▸ **DATASET EXCERPTS**
• • • • •
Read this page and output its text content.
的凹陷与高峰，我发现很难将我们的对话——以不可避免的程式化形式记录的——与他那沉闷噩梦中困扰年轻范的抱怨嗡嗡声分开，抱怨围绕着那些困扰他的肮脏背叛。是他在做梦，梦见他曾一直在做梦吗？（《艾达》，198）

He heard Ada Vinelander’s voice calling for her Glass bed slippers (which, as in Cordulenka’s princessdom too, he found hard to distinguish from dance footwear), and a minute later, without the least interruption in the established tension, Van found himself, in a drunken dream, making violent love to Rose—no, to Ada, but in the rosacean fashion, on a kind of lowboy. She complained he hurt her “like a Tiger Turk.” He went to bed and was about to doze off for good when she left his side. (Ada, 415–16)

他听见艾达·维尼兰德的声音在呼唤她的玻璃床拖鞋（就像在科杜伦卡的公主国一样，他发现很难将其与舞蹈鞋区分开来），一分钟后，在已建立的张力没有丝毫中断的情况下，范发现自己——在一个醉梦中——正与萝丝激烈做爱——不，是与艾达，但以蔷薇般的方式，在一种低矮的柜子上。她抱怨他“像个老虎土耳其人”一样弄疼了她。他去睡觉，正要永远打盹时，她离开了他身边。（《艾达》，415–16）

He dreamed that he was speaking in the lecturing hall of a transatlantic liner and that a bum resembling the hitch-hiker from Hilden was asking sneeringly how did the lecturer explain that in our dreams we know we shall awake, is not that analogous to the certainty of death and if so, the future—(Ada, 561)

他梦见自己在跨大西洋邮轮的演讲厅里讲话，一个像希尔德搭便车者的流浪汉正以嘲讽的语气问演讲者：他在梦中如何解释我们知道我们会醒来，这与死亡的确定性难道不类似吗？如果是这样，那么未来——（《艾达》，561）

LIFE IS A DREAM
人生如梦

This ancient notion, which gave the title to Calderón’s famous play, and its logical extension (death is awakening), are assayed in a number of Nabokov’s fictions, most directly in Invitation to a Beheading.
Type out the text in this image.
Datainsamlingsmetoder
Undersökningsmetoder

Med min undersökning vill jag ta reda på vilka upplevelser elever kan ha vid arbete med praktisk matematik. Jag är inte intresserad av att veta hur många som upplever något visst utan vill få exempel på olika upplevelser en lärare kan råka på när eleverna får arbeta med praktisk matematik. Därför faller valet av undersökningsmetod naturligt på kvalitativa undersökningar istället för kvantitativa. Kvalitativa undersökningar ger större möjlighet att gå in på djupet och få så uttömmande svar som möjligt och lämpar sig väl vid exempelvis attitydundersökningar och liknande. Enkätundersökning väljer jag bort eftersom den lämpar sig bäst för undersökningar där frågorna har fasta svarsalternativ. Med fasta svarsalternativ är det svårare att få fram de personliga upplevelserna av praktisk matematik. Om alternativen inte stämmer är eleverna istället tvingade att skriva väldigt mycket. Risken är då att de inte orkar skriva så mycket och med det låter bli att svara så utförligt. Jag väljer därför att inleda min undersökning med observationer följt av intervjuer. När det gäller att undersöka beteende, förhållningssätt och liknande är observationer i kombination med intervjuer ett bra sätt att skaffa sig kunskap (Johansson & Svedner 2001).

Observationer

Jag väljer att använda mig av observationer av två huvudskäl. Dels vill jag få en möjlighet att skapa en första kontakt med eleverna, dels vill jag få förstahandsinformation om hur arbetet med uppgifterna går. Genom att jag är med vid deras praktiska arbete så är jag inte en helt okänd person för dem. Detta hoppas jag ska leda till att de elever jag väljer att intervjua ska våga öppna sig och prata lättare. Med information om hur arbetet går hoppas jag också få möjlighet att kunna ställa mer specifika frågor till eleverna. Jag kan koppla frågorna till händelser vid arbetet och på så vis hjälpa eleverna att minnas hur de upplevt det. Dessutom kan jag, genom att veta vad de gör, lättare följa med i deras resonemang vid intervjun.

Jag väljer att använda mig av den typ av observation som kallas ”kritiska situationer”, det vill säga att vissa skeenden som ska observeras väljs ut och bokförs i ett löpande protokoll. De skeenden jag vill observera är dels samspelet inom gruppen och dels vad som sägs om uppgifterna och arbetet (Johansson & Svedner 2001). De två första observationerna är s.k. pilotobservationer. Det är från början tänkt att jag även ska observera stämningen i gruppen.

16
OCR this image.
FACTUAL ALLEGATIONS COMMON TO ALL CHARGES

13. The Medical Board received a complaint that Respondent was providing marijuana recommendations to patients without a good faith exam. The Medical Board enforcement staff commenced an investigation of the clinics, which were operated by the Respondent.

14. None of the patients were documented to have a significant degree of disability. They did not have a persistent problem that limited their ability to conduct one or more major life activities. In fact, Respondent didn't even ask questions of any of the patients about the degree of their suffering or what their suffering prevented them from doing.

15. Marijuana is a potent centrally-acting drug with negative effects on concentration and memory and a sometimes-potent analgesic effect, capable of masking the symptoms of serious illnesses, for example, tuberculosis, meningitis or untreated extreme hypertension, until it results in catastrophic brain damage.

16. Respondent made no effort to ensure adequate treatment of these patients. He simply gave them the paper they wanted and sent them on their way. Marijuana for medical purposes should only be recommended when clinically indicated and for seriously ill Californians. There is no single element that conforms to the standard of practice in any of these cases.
• • • • •
▸ **ABOUT THIS TASK**
Sift through the material above and copy the lines that contain the word "image".

▸ **SOLUTION FOR THIS PROBLEM**
Type out the text in this image.
OCR this image.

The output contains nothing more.